> _TRECHO FORNECIDO_:
Esportes, Futebol

Imbróglio na China trava contratação de Wagner

Wagner rescindiu unilateralmente seu vínculo com o  Tianjin Teda, da China. Foto: ArquivoEmbora já realize até exames médicos no Corinthians, o meia Wagner não possui liberação para ser reforço do clube na temporada de 2017. O meia enfrenta um litígio com o Tianjin Teda-CHI e ainda busca resolver a situação. A direção corintiana já conta com o atleta para o próximo ano.

Wagner se desligou da equipe chinesa por conta própria e tenta reabrir negociações para rescindir o vínculo vi­gente. Na sequência poderia, enfim, assinar com os corintianos.

Nos últimos dias, representantes brasileiros com trânsito no futebol chinês foram procurados por Wagner para reabrir o diálogo com o Tianjin Teda. O contrato entre as partes ainda está vigente para a temporada 2017 – o meia recebe US$ 1,9 milhão (cerca de R$ 6,5 milhões) por ano.

Ao longo desse semestre, diversas tentativas de acordo foram realizadas entre jogador e Teda. Segundo apurou a reportagem, Wagner recusou uma oferta para que recebesse 80% dos valores previstos no contrato pa­ra 2017 e também não aceitou ser emprestado.

O problema ocorreu a partir do meio do ano passado, quando a equipe chinesa contratou outros jogadores estrangeiros e retirou Wagner da lista de inscritos da Liga. Sem acordo, o Teda deu férias ao meia brasileiro, que não se reapresentou mais e optou por rescin­dir, unilateral­mente, o vínculo que ainda possuía, além de dar entrada com processo na Fifa.

Dirigentes irritados

Segundo apurou a reportagem, a conduta do meia brasileiro irritou bastante os dirigentes na China e dificultou o diálogo entre as partes. Por isso, nos últimos dias, Wagner recorreu a intermediários com trânsito na Liga Chinesa que pudessem retomar as negociações com o Tianjin Teda.

Ao Corinthians, o jogador e seus representantes asseguraram que terá a liberação para assinar com o clube por duas temporadas. Em contato com a reportagem, o advogado Breno Tannuri, responsável pelo caso, minimizou o problema.

“Para Wagner conseguir a liberação, precisamos da abertura da janela, que só ocorre em janeiro. Só assim, com a assinatura de contrato, nós levaremos isso à federação (Paulista de Futebol) e poderemos considerá-lo liberado na Fifa. O Wagner estava jogando fora do país, na China”, argumentou Tannuri à reportagem.

Para obter a rescisão unilateral, Wagner aponta para o artigo 15 do regulamento de transferências, que abre esse precedente para atletas que tenham atuado menos de 10% dos jogos na temporada anterior de uma liga nacional. O meia, porém, atuou em toda a primeira metade do Chinês de 2016.

Salários

Incomodado com a demora de quase duas semanas para o dinheiro cair na conta dos jogadores, o lateral direito e capitão corintiano Fagner cobrou a realização de reunião com a diretoria para tratar do assunto.

Fagner, porém, disse mais de uma vez em entrevista no CT que o grupo terá de deixar o caso em segundo plano. “Não é fácil, né? A gente sabe que há muito tempo isso não acontecia aqui. A gente vai tentar deixar isso de lado para que a diretoria resolva o quanto antes e fazer nosso papel dentro de campo para que as vitórias aconteçam”, disse o camisa 23, que, por conta própria, procurou esclarecimentos.

> _EXTRATOS DA LISTAGEM_:

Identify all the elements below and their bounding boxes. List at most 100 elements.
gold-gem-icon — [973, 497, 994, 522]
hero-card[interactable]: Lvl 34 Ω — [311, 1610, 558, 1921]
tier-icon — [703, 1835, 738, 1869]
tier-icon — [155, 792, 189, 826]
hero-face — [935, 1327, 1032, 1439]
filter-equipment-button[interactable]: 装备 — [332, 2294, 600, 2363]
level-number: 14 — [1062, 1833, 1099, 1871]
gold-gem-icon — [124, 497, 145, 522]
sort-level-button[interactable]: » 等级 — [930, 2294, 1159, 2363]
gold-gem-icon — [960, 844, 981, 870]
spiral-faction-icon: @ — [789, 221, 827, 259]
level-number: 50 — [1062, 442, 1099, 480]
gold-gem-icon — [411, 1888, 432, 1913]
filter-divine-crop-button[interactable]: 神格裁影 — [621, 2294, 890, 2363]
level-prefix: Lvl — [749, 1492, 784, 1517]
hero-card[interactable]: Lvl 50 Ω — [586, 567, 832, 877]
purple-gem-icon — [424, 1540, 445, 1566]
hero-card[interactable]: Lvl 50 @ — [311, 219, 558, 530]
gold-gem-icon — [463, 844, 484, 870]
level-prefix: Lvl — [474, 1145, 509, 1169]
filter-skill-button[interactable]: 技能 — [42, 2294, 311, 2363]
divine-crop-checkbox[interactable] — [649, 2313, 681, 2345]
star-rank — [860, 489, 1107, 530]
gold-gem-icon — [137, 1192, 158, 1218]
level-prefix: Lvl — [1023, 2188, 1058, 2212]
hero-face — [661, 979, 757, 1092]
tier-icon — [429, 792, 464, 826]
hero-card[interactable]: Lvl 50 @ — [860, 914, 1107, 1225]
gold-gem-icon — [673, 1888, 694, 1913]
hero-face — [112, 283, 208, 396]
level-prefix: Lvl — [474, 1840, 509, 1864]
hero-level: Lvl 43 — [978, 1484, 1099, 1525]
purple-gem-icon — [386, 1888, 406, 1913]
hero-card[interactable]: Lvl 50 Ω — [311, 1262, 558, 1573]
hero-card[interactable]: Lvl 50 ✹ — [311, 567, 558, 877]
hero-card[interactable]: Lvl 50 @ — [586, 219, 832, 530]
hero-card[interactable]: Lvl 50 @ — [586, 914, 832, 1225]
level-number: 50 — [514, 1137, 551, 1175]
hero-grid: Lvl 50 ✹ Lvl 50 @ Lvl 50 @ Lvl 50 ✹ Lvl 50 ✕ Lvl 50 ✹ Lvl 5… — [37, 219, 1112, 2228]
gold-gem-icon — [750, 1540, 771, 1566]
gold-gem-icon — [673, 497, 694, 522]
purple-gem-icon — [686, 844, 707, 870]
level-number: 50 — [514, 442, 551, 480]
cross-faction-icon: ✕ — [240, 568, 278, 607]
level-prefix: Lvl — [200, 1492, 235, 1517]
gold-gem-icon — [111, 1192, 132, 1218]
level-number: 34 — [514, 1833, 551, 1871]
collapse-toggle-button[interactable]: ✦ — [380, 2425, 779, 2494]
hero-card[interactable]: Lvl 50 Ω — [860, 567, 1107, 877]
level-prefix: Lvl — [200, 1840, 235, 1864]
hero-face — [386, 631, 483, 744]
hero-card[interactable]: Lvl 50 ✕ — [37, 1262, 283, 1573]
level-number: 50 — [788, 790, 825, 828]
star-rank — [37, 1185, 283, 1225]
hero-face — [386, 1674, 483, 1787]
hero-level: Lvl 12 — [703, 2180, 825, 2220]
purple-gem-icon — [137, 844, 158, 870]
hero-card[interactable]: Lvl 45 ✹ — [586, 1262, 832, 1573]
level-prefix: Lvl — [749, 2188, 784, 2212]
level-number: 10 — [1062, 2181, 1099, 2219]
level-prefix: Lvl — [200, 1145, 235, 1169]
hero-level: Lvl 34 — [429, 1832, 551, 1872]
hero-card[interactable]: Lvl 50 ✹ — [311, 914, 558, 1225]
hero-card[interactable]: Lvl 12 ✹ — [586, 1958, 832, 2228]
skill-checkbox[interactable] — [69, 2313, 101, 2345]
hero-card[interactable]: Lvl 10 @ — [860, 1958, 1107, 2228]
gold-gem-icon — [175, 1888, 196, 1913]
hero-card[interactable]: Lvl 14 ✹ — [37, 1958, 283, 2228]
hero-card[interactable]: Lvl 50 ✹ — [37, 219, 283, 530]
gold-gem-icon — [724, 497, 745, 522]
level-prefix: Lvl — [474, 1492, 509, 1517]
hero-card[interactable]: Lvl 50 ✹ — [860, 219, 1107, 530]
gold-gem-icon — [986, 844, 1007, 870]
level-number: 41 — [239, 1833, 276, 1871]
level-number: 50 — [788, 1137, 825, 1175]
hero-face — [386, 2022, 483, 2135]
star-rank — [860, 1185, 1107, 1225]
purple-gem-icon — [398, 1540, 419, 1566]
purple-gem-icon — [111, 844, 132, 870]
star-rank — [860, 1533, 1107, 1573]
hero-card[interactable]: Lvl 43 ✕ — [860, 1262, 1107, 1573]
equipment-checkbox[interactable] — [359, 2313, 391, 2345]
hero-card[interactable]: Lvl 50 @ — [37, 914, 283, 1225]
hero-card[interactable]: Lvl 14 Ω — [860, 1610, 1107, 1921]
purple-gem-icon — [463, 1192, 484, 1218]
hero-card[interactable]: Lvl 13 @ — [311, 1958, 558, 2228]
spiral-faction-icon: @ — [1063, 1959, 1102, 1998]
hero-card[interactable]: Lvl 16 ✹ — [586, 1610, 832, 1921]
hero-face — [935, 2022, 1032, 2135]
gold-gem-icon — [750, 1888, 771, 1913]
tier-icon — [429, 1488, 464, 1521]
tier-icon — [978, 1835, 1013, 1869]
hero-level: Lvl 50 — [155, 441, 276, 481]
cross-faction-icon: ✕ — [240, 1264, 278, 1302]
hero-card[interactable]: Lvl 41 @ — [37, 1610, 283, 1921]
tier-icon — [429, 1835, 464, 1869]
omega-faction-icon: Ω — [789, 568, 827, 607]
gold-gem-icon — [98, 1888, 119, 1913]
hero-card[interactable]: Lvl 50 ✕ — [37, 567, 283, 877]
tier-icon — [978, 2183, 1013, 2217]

> _INSTRUÇÕES DE TRABALHO_:
Quanto o meia Wagner recebe por ano no contrato com o Tianjin Teda, conforme a matéria sobre o impasse da contratação dele?

> _TAREFA CONCLUÍDA_:
US$ 1,9 milhão por ano (cerca de R$ 6,5 milhões).